→ Aufgabe A: Geben Sie den Abschnitt der Datensätze vom ersten Datensatz bis einschließlich der Zeile mit „action-permalink[interactable]: permalink [264,703,344,723]“ Zeile für Zeile unverändert wieder.

→ Lesetext:
# HSQLDB oder DERBY - warum SCRIPT Datei?



## Maxi62 (9. Dez 2013)

Hallo,
mal eine Frage als Java Einsteiger. Ich brauche für eine Java Desktop Datenbank die schnell ist und große Datenmengen verarbeiten kann und möglichte Open Source ist.

Ich dachte an HSQLDB oder DERBY.

Zu HSQLDB habe ich eine Frage. Bei ein paar kleinen Tests habe ich gesehen das diese die Daten offenbar immer als eine Art SQL-Script Datei schreibt. Ist das so richtig?
Diese Form der Speicherung sieht recht ineffizient aus, so müssen ja alle Daten stets in den Speicher geladen werden um darauf effizient drauf zugreifen zu können, das ist bei großen Datenmengen nicht sinnvoll.
Kann HSQLDB keine binäre DAT für direkten Zugriff mit Speicher als Cache erzeugen? 

Oder ist Derby vielleicht empfehlenswerter?
MYsql wollte ich nicht nehmen, da diese nicht in das Programm integriert werden kann.

Für Tipps bin ich dankbar!

Gruß
Maxi


----------

→ Gespeicherte Datensätze:
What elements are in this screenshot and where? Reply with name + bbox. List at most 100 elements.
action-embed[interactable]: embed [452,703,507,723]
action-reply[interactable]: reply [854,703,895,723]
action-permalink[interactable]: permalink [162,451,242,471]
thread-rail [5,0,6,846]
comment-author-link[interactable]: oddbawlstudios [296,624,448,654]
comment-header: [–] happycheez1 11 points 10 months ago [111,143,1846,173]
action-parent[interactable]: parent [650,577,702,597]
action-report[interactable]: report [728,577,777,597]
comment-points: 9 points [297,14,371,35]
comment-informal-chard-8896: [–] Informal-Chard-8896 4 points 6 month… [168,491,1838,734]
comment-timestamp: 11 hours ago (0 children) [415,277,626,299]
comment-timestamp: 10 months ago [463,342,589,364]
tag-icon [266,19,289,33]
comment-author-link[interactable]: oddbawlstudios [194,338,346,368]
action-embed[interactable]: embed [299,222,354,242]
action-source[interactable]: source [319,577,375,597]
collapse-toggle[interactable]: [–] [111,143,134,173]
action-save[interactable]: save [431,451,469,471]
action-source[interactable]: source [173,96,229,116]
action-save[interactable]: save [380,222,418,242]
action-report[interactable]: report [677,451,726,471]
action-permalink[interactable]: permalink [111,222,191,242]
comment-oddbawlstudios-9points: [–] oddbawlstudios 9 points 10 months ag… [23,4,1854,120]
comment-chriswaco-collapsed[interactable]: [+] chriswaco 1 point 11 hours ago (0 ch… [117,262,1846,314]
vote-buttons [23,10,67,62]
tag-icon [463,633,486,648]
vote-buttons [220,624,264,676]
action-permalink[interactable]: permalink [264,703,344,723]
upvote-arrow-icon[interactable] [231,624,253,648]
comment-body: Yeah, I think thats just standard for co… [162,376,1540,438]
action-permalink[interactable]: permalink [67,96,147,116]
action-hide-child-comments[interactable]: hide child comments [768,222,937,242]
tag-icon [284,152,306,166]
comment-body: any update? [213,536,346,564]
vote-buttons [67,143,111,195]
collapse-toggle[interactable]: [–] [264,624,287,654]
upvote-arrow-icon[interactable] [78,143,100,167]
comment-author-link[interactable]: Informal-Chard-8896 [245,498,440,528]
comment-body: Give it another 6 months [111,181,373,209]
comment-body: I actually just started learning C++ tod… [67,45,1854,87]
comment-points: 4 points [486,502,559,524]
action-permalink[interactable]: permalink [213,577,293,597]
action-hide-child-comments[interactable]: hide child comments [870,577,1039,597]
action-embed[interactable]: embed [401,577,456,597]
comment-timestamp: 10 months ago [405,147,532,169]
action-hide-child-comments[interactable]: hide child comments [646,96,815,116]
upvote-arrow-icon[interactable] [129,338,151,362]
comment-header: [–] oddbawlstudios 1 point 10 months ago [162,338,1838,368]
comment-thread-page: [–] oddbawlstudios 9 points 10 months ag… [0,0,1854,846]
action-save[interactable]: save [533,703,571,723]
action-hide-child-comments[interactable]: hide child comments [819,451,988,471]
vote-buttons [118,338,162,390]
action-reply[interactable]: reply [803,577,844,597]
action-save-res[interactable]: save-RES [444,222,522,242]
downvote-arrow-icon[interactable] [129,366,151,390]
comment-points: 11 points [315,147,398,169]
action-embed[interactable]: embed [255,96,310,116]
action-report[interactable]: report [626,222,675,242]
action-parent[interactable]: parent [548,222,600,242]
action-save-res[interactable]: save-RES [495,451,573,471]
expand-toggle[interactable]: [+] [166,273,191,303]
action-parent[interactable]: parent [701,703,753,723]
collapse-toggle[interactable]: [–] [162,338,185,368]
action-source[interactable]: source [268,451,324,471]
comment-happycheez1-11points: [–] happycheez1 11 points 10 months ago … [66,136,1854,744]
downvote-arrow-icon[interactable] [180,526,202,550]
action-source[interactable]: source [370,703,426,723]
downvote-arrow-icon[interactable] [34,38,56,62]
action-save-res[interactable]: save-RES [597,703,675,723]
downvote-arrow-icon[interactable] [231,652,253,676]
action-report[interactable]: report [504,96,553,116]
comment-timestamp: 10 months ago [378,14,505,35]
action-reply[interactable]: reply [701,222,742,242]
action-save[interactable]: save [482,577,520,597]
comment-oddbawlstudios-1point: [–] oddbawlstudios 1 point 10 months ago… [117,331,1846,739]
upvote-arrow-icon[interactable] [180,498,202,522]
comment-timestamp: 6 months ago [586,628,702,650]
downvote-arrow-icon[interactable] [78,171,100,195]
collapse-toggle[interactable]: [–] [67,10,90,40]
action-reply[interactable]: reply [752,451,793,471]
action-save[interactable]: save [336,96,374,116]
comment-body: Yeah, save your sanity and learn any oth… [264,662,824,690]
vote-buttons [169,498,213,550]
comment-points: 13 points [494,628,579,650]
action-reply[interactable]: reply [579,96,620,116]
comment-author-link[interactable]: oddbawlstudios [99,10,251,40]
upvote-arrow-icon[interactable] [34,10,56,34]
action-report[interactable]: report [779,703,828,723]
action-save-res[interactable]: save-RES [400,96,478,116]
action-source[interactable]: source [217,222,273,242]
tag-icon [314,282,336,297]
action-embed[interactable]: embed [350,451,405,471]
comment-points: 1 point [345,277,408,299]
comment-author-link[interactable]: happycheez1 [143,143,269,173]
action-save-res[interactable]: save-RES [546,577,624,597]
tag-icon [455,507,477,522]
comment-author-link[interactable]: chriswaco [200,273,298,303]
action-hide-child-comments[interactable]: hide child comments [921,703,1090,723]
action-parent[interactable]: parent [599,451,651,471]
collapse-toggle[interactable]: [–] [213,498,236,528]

→ Aufgabe B: Fassen Sie den Forumsbeitrag zu HSQLDB und Derby in zwei Sätzen zusammen.

→ Endgültige Antwort A:
What elements are in this screenshot and where? Reply with name + bbox. List at most 100 elements.
action-embed[interactable]: embed [452,703,507,723]
action-reply[interactable]: reply [854,703,895,723]
action-permalink[interactable]: permalink [162,451,242,471]
thread-rail [5,0,6,846]
comment-author-link[interactable]: oddbawlstudios [296,624,448,654]
comment-header: [–] happycheez1 11 points 10 months ago [111,143,1846,173]
action-parent[interactable]: parent [650,577,702,597]
action-report[interactable]: report [728,577,777,597]
comment-points: 9 points [297,14,371,35]
comment-informal-chard-8896: [–] Informal-Chard-8896 4 points 6 month… [168,491,1838,734]
comment-timestamp: 11 hours ago (0 children) [415,277,626,299]
comment-timestamp: 10 months ago [463,342,589,364]
tag-icon [266,19,289,33]
comment-author-link[interactable]: oddbawlstudios [194,338,346,368]
action-embed[interactable]: embed [299,222,354,242]
action-source[interactable]: source [319,577,375,597]
collapse-toggle[interactable]: [–] [111,143,134,173]
action-save[interactable]: save [431,451,469,471]
action-source[interactable]: source [173,96,229,116]
action-save[interactable]: save [380,222,418,242]
action-report[interactable]: report [677,451,726,471]
action-permalink[interactable]: permalink [111,222,191,242]
comment-oddbawlstudios-9points: [–] oddbawlstudios 9 points 10 months ag… [23,4,1854,120]
comment-chriswaco-collapsed[interactable]: [+] chriswaco 1 point 11 hours ago (0 ch… [117,262,1846,314]
vote-buttons [23,10,67,62]
tag-icon [463,633,486,648]
vote-buttons [220,624,264,676]
action-permalink[interactable]: permalink [264,703,344,723]

→ Endgültige Antwort B: Für eine Java-Desktop-Anwendung wird eine schnelle, möglichst quelloffene Datenbank für große Datenmengen gesucht, wobei HSQLDB oder Derby in Betracht gezogen werden. Da HSQLDB die Daten offenbar als SQL-Skriptdatei schreibt, was bei großen Datenmengen ineffizient erscheint, wird gefragt, ob HSQLDB eine binäre DAT-Datei mit Speicher als Cache erzeugen kann oder ob Derby empfehlenswerter ist, denn MySQL lässt sich nicht in das Programm integrieren.